### Objective
In the records that follow, show each line where the word "культурного" is present.

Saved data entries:
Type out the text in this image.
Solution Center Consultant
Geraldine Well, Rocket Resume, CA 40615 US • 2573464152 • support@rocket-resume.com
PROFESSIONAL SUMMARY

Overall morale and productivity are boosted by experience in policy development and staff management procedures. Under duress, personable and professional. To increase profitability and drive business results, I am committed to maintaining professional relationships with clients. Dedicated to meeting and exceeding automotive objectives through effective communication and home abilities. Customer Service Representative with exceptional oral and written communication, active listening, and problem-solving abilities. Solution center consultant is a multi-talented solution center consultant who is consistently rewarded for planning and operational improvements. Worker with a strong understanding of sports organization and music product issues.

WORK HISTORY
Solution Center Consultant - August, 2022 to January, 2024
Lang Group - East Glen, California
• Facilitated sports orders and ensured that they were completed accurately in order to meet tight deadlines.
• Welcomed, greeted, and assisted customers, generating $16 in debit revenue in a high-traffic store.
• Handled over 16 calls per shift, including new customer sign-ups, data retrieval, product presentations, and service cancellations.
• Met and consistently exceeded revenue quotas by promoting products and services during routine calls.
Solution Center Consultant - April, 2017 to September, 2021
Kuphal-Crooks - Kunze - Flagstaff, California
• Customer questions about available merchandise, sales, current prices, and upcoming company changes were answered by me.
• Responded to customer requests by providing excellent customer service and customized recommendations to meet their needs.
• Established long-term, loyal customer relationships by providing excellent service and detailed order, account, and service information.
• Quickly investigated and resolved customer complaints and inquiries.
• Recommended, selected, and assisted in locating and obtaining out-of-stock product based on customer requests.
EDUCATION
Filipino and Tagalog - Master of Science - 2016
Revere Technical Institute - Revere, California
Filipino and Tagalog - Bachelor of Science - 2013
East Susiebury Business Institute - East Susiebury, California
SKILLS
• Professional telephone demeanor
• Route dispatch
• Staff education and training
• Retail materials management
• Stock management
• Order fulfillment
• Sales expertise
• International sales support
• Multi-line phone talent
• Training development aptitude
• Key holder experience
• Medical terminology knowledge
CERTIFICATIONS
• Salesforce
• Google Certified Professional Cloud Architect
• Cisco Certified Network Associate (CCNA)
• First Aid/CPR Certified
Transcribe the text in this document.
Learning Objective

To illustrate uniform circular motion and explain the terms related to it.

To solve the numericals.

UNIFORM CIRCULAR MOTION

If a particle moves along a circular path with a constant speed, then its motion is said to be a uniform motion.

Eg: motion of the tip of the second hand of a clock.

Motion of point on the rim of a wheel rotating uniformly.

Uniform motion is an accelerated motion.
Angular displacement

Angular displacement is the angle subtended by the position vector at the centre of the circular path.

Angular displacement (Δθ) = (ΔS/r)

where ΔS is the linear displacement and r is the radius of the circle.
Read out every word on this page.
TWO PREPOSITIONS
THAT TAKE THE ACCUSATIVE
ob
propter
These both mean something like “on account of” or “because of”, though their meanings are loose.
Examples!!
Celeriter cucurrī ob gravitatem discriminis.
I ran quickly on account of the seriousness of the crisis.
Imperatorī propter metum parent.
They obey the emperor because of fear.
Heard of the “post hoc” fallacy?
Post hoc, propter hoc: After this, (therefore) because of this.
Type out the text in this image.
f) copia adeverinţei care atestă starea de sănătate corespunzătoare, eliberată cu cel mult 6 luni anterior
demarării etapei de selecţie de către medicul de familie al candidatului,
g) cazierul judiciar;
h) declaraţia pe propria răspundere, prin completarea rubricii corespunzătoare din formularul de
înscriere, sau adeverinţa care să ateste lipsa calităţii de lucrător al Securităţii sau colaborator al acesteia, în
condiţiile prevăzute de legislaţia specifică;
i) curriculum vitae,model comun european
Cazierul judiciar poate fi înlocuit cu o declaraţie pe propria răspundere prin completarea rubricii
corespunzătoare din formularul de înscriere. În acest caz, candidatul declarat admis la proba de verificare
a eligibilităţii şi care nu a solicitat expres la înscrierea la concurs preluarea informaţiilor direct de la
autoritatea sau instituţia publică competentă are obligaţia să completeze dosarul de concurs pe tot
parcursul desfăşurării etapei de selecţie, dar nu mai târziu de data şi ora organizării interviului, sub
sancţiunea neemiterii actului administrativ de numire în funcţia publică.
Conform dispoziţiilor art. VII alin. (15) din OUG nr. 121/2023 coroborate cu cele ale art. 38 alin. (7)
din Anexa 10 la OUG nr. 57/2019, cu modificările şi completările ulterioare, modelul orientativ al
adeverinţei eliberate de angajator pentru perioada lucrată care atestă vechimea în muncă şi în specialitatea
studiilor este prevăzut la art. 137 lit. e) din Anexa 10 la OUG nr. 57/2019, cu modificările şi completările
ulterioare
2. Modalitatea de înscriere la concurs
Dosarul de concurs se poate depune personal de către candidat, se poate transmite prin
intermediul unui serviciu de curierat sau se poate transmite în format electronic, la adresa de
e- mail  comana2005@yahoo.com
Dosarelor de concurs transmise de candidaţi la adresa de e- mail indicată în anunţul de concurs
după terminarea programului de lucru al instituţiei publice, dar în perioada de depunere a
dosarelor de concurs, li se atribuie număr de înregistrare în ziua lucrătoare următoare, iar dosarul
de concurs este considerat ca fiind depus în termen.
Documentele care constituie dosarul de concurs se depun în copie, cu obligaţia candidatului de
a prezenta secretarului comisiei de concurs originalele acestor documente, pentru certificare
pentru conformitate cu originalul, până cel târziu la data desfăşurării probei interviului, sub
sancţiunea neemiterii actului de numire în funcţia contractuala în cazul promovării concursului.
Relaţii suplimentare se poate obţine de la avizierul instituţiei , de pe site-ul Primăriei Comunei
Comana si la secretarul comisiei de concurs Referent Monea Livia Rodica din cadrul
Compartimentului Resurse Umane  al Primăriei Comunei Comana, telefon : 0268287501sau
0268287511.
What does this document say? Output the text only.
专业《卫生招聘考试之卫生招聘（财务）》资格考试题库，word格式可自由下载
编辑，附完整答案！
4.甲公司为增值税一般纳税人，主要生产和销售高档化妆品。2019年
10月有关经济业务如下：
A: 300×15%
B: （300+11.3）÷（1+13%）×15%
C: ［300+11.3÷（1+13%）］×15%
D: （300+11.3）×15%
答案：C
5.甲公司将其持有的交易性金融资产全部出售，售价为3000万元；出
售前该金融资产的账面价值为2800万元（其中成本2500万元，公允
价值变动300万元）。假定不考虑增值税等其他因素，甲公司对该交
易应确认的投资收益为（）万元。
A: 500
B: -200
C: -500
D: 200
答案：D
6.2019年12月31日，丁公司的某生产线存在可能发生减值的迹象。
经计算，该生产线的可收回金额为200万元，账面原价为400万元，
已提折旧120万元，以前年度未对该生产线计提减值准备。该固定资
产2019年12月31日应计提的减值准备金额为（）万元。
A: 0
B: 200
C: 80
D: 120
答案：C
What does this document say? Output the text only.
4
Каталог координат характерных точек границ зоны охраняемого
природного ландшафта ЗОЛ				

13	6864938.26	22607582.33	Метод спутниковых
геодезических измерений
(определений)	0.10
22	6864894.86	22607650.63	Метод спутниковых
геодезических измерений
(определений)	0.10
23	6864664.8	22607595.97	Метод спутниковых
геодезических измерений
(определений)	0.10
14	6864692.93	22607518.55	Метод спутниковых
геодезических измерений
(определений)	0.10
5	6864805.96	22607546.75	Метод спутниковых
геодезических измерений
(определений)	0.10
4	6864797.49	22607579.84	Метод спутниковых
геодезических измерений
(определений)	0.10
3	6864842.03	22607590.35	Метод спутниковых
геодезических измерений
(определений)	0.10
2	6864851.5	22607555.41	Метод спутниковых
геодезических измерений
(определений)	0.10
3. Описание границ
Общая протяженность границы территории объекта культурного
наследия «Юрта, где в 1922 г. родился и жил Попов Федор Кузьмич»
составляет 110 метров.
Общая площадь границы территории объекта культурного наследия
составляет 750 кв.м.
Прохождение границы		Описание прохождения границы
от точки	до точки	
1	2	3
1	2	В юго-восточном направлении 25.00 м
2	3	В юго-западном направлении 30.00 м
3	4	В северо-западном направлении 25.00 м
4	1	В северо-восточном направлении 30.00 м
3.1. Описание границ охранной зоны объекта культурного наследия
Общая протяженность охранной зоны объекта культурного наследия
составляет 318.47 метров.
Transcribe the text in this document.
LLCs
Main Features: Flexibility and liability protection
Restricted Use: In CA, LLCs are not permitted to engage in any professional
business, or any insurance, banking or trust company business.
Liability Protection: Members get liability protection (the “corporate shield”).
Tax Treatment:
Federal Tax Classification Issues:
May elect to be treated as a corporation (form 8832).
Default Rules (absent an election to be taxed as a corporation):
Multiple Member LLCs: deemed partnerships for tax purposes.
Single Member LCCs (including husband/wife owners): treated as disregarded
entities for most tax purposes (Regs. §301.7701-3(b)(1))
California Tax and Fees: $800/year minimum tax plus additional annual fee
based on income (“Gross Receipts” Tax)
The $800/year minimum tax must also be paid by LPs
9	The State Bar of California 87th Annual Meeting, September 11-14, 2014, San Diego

### Written response
Общая протяженность границы территории объекта культурного
Общая площадь границы территории объекта культурного наследия
3.1. Описание границ охранной зоны объекта культурного наследия
Общая протяженность охранной зоны объекта культурного наследия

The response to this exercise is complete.